RECORDS TO USE
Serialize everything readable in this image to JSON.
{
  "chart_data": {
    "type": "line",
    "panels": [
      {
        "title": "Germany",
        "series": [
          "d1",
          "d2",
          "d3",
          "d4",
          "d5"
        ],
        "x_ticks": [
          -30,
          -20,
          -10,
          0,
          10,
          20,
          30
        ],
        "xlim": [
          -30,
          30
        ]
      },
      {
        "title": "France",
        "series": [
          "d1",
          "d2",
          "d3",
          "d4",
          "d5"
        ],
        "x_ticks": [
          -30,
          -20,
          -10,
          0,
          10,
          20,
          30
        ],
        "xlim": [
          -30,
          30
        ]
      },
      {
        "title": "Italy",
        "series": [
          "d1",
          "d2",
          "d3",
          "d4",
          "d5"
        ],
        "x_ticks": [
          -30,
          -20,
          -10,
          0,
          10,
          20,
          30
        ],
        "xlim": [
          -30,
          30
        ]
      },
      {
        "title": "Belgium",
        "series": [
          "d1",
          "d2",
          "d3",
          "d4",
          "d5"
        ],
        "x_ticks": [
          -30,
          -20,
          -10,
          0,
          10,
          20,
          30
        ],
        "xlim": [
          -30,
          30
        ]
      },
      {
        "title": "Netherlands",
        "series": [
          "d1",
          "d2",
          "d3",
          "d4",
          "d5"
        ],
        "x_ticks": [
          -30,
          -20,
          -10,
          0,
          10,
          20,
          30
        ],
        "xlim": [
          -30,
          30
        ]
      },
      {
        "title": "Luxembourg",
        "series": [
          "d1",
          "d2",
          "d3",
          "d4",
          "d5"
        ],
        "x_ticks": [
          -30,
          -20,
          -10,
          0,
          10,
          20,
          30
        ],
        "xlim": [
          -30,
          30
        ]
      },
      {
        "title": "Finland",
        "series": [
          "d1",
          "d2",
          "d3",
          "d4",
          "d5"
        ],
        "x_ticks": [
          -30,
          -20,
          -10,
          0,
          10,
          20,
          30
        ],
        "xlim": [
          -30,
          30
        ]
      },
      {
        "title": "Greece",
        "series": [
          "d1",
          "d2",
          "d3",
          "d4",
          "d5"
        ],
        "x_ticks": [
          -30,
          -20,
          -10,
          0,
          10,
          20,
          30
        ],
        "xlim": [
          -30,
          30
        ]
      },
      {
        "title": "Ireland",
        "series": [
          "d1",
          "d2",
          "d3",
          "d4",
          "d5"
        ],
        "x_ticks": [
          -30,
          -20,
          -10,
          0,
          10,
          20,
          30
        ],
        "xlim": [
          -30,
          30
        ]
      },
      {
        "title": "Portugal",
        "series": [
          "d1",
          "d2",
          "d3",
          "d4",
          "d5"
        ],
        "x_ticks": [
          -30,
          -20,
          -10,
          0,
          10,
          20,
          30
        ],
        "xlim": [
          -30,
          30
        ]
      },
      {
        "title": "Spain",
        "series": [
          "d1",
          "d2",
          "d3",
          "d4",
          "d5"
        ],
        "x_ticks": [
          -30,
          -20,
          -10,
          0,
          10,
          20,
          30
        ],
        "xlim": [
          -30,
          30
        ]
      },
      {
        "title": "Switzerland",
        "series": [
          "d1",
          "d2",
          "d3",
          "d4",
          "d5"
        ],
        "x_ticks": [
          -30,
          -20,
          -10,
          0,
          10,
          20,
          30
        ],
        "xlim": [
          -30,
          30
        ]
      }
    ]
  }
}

TASK OBJECTIVE
Out of the material above, select every line that holds the string "title".

TASK RESULT
        "title": "Germany",
        "title": "France",
        "title": "Italy",
        "title": "Belgium",
        "title": "Netherlands",
        "title": "Luxembourg",
        "title": "Finland",
        "title": "Greece",
        "title": "Ireland",
        "title": "Portugal",
        "title": "Spain",
        "title": "Switzerland",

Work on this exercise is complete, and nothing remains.